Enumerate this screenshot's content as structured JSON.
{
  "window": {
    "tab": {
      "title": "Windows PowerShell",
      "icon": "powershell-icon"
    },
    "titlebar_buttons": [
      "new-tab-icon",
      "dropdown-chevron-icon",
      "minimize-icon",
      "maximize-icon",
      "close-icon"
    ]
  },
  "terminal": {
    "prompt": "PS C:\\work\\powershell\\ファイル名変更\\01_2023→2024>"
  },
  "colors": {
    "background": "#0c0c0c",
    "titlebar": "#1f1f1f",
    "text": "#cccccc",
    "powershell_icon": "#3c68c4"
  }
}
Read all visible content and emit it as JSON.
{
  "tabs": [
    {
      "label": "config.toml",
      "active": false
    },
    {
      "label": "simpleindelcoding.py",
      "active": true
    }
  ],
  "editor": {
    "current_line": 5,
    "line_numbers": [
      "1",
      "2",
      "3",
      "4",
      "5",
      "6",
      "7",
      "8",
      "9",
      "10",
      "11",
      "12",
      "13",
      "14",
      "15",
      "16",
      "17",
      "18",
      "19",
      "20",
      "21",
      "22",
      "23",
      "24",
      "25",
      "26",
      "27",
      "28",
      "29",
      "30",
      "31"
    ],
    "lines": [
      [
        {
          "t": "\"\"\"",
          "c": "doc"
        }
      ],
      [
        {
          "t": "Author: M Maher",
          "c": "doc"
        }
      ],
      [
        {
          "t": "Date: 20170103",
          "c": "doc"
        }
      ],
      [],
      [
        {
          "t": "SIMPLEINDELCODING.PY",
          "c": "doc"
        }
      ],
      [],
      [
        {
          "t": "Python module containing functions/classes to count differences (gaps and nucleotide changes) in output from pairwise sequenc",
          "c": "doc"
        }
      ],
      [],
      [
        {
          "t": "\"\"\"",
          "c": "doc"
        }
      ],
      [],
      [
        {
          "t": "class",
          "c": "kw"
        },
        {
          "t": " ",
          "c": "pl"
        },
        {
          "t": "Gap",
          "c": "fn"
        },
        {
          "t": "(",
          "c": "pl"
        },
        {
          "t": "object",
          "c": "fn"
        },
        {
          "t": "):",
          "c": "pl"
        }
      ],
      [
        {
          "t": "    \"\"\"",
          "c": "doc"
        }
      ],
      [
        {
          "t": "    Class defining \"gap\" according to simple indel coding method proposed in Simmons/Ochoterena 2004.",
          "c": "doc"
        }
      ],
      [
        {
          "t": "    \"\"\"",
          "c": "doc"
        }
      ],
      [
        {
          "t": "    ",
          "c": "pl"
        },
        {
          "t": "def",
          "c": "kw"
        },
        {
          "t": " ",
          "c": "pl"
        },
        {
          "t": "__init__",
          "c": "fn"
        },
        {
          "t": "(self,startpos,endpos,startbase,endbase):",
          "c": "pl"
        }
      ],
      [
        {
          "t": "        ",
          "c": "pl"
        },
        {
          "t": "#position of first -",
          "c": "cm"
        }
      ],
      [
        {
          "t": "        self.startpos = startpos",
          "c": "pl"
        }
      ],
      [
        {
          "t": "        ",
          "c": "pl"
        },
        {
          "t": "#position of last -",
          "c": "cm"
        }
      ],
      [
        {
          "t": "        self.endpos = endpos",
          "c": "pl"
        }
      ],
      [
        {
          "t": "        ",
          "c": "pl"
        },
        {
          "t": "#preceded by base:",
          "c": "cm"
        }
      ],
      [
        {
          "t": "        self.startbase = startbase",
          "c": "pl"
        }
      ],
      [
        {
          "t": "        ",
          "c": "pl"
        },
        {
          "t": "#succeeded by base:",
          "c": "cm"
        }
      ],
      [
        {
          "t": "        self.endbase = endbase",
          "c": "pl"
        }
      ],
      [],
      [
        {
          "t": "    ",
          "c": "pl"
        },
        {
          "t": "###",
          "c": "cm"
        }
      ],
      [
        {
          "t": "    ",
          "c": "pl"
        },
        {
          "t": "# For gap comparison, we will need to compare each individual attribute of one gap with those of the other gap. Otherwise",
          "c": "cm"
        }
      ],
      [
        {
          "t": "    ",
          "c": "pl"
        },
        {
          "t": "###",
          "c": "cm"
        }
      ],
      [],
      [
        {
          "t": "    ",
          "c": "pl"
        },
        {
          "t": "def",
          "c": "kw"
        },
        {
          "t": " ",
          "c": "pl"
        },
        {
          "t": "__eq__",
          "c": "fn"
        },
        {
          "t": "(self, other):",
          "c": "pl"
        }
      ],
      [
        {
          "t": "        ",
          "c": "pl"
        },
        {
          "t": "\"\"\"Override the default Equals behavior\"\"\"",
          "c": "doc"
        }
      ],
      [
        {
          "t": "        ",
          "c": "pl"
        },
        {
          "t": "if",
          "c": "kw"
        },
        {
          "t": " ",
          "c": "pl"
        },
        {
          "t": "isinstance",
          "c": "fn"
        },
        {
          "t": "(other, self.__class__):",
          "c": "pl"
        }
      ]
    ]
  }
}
______________________________
• Task to carry out
Go through the material above and count the lines that contain "JSON"; give that number alone.

• Correct output
2